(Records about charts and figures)

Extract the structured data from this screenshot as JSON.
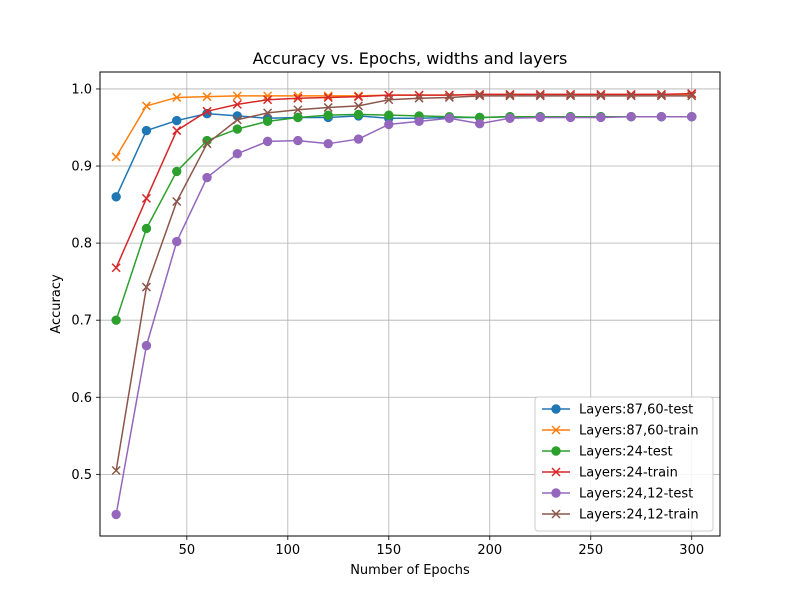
{
  "chart_data": {
    "type": "line",
    "title": "Accuracy vs. Epochs, widths and layers",
    "xlabel": "Number of Epochs",
    "ylabel": "Accuracy",
    "xlim": [
      7,
      314
    ],
    "ylim": [
      0.42,
      1.022
    ],
    "xticks": [
      50,
      100,
      150,
      200,
      250,
      300
    ],
    "yticks": [
      0.5,
      0.6,
      0.7,
      0.8,
      0.9,
      1.0
    ],
    "xtick_labels": [
      "50",
      "100",
      "150",
      "200",
      "250",
      "300"
    ],
    "ytick_labels": [
      "0.5",
      "0.6",
      "0.7",
      "0.8",
      "0.9",
      "1.0"
    ],
    "grid": true,
    "legend_position": "lower-right",
    "x": [
      15,
      30,
      45,
      60,
      75,
      90,
      105,
      120,
      135,
      150,
      165,
      180,
      195,
      210,
      225,
      240,
      255,
      270,
      285,
      300
    ],
    "series": [
      {
        "name": "Layers:87,60-test",
        "color": "#1f77b4",
        "marker": "circle",
        "values": [
          0.86,
          0.946,
          0.959,
          0.968,
          0.965,
          0.962,
          0.963,
          0.963,
          0.965,
          0.962,
          0.962,
          0.963,
          0.963,
          0.964,
          0.964,
          0.964,
          0.964,
          0.964,
          0.964,
          0.964
        ]
      },
      {
        "name": "Layers:87,60-train",
        "color": "#ff7f0e",
        "marker": "x",
        "values": [
          0.912,
          0.978,
          0.989,
          0.99,
          0.991,
          0.991,
          0.991,
          0.991,
          0.991,
          0.992,
          0.992,
          0.992,
          0.993,
          0.993,
          0.993,
          0.993,
          0.993,
          0.993,
          0.993,
          0.993
        ]
      },
      {
        "name": "Layers:24-test",
        "color": "#2ca02c",
        "marker": "circle",
        "values": [
          0.7,
          0.819,
          0.893,
          0.933,
          0.948,
          0.958,
          0.963,
          0.966,
          0.967,
          0.966,
          0.965,
          0.964,
          0.963,
          0.964,
          0.964,
          0.964,
          0.964,
          0.964,
          0.964,
          0.964
        ]
      },
      {
        "name": "Layers:24-train",
        "color": "#d62728",
        "marker": "x",
        "values": [
          0.768,
          0.858,
          0.946,
          0.971,
          0.98,
          0.986,
          0.988,
          0.989,
          0.99,
          0.992,
          0.992,
          0.992,
          0.993,
          0.993,
          0.993,
          0.993,
          0.993,
          0.993,
          0.993,
          0.994
        ]
      },
      {
        "name": "Layers:24,12-test",
        "color": "#9467bd",
        "marker": "circle",
        "values": [
          0.448,
          0.667,
          0.802,
          0.885,
          0.916,
          0.932,
          0.933,
          0.929,
          0.935,
          0.954,
          0.958,
          0.962,
          0.955,
          0.962,
          0.963,
          0.963,
          0.963,
          0.964,
          0.964,
          0.964
        ]
      },
      {
        "name": "Layers:24,12-train",
        "color": "#8c564b",
        "marker": "x",
        "values": [
          0.505,
          0.743,
          0.854,
          0.929,
          0.96,
          0.969,
          0.973,
          0.976,
          0.978,
          0.986,
          0.988,
          0.989,
          0.991,
          0.991,
          0.991,
          0.991,
          0.991,
          0.991,
          0.991,
          0.991
        ]
      }
    ]
  }
}
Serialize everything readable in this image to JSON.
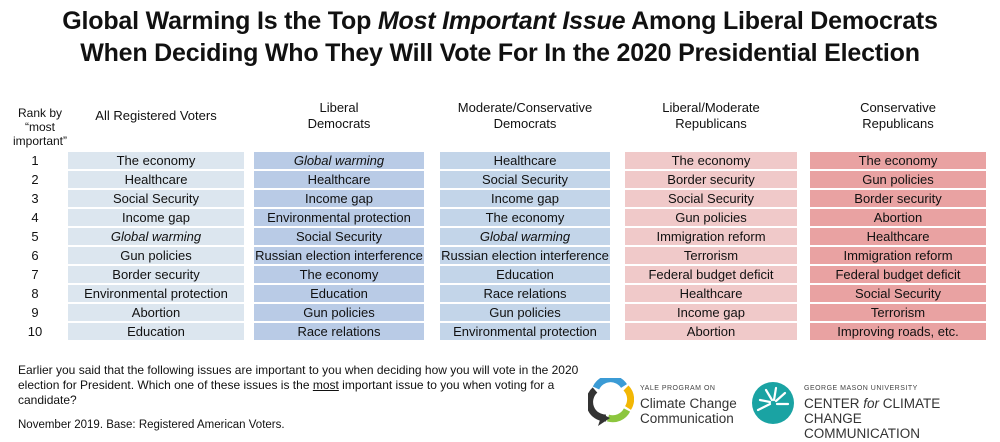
{
  "title_line1_a": "Global Warming Is the Top ",
  "title_line1_em": "Most Important Issue",
  "title_line1_b": " Among Liberal Democrats",
  "title_line2": "When Deciding Who They Will Vote For In the 2020 Presidential Election",
  "rank_header": [
    "Rank by",
    "“most",
    "important”"
  ],
  "chart_data": {
    "type": "table",
    "rows_label": "Rank by “most important”",
    "ranks": [
      "1",
      "2",
      "3",
      "4",
      "5",
      "6",
      "7",
      "8",
      "9",
      "10"
    ],
    "columns": [
      {
        "header": [
          "All Registered Voters"
        ],
        "color": "#dce6ef",
        "items": [
          "The economy",
          "Healthcare",
          "Social Security",
          "Income gap",
          "Global warming",
          "Gun policies",
          "Border security",
          "Environmental protection",
          "Abortion",
          "Education"
        ]
      },
      {
        "header": [
          "Liberal",
          "Democrats"
        ],
        "color": "#b9cbe6",
        "items": [
          "Global warming",
          "Healthcare",
          "Income gap",
          "Environmental protection",
          "Social Security",
          "Russian election interference",
          "The economy",
          "Education",
          "Gun policies",
          "Race relations"
        ]
      },
      {
        "header": [
          "Moderate/Conservative",
          "Democrats"
        ],
        "color": "#c3d5e9",
        "items": [
          "Healthcare",
          "Social Security",
          "Income gap",
          "The economy",
          "Global warming",
          "Russian election interference",
          "Education",
          "Race relations",
          "Gun policies",
          "Environmental protection"
        ]
      },
      {
        "header": [
          "Liberal/Moderate",
          "Republicans"
        ],
        "color": "#f0c9c9",
        "items": [
          "The economy",
          "Border security",
          "Social Security",
          "Gun policies",
          "Immigration reform",
          "Terrorism",
          "Federal budget deficit",
          "Healthcare",
          "Income gap",
          "Abortion"
        ]
      },
      {
        "header": [
          "Conservative",
          "Republicans"
        ],
        "color": "#e9a2a2",
        "items": [
          "The economy",
          "Gun policies",
          "Border security",
          "Abortion",
          "Healthcare",
          "Immigration reform",
          "Federal budget deficit",
          "Social Security",
          "Terrorism",
          "Improving roads, etc."
        ]
      }
    ],
    "highlight": "Global warming"
  },
  "footer_a": "Earlier you said that the following issues are important to you when deciding how you will vote in the 2020 election for President. Which one of these issues is the ",
  "footer_u": "most",
  "footer_b": " important issue to you when voting for a candidate?",
  "date": "November 2019. Base: Registered American Voters.",
  "logo1": {
    "small": "YALE PROGRAM ON",
    "line1": "Climate Change",
    "line2": "Communication"
  },
  "logo2": {
    "small": "GEORGE MASON UNIVERSITY",
    "line1a": "CENTER ",
    "line1em": "for",
    "line1b": " CLIMATE CHANGE",
    "line2": "COMMUNICATION"
  }
}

Exercise goal
Output the entries above exactly. Drop the pictures.

Exercise output
Extract the structured data from this screenshot as JSON.
{
  "chart_data": {
    "type": "line",
    "title": "Accuracy vs. Epochs, widths and layers",
    "xlabel": "Number of Epochs",
    "ylabel": "Accuracy",
    "xlim": [
      7,
      314
    ],
    "ylim": [
      0.42,
      1.022
    ],
    "xticks": [
      50,
      100,
      150,
      200,
      250,
      300
    ],
    "yticks": [
      0.5,
      0.6,
      0.7,
      0.8,
      0.9,
      1.0
    ],
    "xtick_labels": [
      "50",
      "100",
      "150",
      "200",
      "250",
      "300"
    ],
    "ytick_labels": [
      "0.5",
      "0.6",
      "0.7",
      "0.8",
      "0.9",
      "1.0"
    ],
    "grid": true,
    "legend_position": "lower-right",
    "x": [
      15,
      30,
      45,
      60,
      75,
      90,
      105,
      120,
      135,
      150,
      165,
      180,
      195,
      210,
      225,
      240,
      255,
      270,
      285,
      300
    ],
    "series": [
      {
        "name": "Layers:87,60-test",
        "color": "#1f77b4",
        "marker": "circle",
        "values": [
          0.86,
          0.946,
          0.959,
          0.968,
          0.965,
          0.962,
          0.963,
          0.963,
          0.965,
          0.962,
          0.962,
          0.963,
          0.963,
          0.964,
          0.964,
          0.964,
          0.964,
          0.964,
          0.964,
          0.964
        ]
      },
      {
        "name": "Layers:87,60-train",
        "color": "#ff7f0e",
        "marker": "x",
        "values": [
          0.912,
          0.978,
          0.989,
          0.99,
          0.991,
          0.991,
          0.991,
          0.991,
          0.991,
          0.992,
          0.992,
          0.992,
          0.993,
          0.993,
          0.993,
          0.993,
          0.993,
          0.993,
          0.993,
          0.993
        ]
      },
      {
        "name": "Layers:24-test",
        "color": "#2ca02c",
        "marker": "circle",
        "values": [
          0.7,
          0.819,
          0.893,
          0.933,
          0.948,
          0.958,
          0.963,
          0.966,
          0.967,
          0.966,
          0.965,
          0.964,
          0.963,
          0.964,
          0.964,
          0.964,
          0.964,
          0.964,
          0.964,
          0.964
        ]
      },
      {
        "name": "Layers:24-train",
        "color": "#d62728",
        "marker": "x",
        "values": [
          0.768,
          0.858,
          0.946,
          0.971,
          0.98,
          0.986,
          0.988,
          0.989,
          0.99,
          0.992,
          0.992,
          0.992,
          0.993,
          0.993,
          0.993,
          0.993,
          0.993,
          0.993,
          0.993,
          0.994
        ]
      },
      {
        "name": "Layers:24,12-test",
        "color": "#9467bd",
        "marker": "circle",
        "values": [
          0.448,
          0.667,
          0.802,
          0.885,
          0.916,
          0.932,
          0.933,
          0.929,
          0.935,
          0.954,
          0.958,
          0.962,
          0.955,
          0.962,
          0.963,
          0.963,
          0.963,
          0.964,
          0.964,
          0.964
        ]
      },
      {
        "name": "Layers:24,12-train",
        "color": "#8c564b",
        "marker": "x",
        "values": [
          0.505,
          0.743,
          0.854,
          0.929,
          0.96,
          0.969,
          0.973,
          0.976,
          0.978,
          0.986,
          0.988,
          0.989,
          0.991,
          0.991,
          0.991,
          0.991,
          0.991,
          0.991,
          0.991,
          0.991
        ]
      }
    ]
  }
}
Serialize everything readable in this image to JSON.
{
  "title_line1_a": "Global Warming Is the Top ",
  "title_line1_em": "Most Important Issue",
  "title_line1_b": " Among Liberal Democrats",
  "title_line2": "When Deciding Who They Will Vote For In the 2020 Presidential Election",
  "rank_header": [
    "Rank by",
    "“most",
    "important”"
  ],
  "chart_data": {
    "type": "table",
    "rows_label": "Rank by “most important”",
    "ranks": [
      "1",
      "2",
      "3",
      "4",
      "5",
      "6",
      "7",
      "8",
      "9",
      "10"
    ],
    "columns": [
      {
        "header": [
          "All Registered Voters"
        ],
        "color": "#dce6ef",
        "items": [
          "The economy",
          "Healthcare",
          "Social Security",
          "Income gap",
          "Global warming",
          "Gun policies",
          "Border security",
          "Environmental protection",
          "Abortion",
          "Education"
        ]
      },
      {
        "header": [
          "Liberal",
          "Democrats"
        ],
        "color": "#b9cbe6",
        "items": [
          "Global warming",
          "Healthcare",
          "Income gap",
          "Environmental protection",
          "Social Security",
          "Russian election interference",
          "The economy",
          "Education",
          "Gun policies",
          "Race relations"
        ]
      },
      {
        "header": [
          "Moderate/Conservative",
          "Democrats"
        ],
        "color": "#c3d5e9",
        "items": [
          "Healthcare",
          "Social Security",
          "Income gap",
          "The economy",
          "Global warming",
          "Russian election interference",
          "Education",
          "Race relations",
          "Gun policies",
          "Environmental protection"
        ]
      },
      {
        "header": [
          "Liberal/Moderate",
          "Republicans"
        ],
        "color": "#f0c9c9",
        "items": [
          "The economy",
          "Border security",
          "Social Security",
          "Gun policies",
          "Immigration reform",
          "Terrorism",
          "Federal budget deficit",
          "Healthcare",
          "Income gap",
          "Abortion"
        ]
      },
      {
        "header": [
          "Conservative",
          "Republicans"
        ],
        "color": "#e9a2a2",
        "items": [
          "The economy",
          "Gun policies",
          "Border security",
          "Abortion",
          "Healthcare",
          "Immigration reform",
          "Federal budget deficit",
          "Social Security",
          "Terrorism",
          "Improving roads, etc."
        ]
      }
    ],
    "highlight": "Global warming"
  },
  "footer_a": "Earlier you said that the following issues are important to you when deciding how you will vote in the 2020 election for President. Which one of these issues is the ",
  "footer_u": "most",
  "footer_b": " important issue to you when voting for a candidate?",
  "date": "November 2019. Base: Registered American Voters.",
  "logo1": {
    "small": "YALE PROGRAM ON",
    "line1": "Climate Change",
    "line2": "Communication"
  },
  "logo2": {
    "small": "GEORGE MASON UNIVERSITY",
    "line1a": "CENTER ",
    "line1em": "for",
    "line1b": " CLIMATE CHANGE",
    "line2": "COMMUNICATION"
  }
}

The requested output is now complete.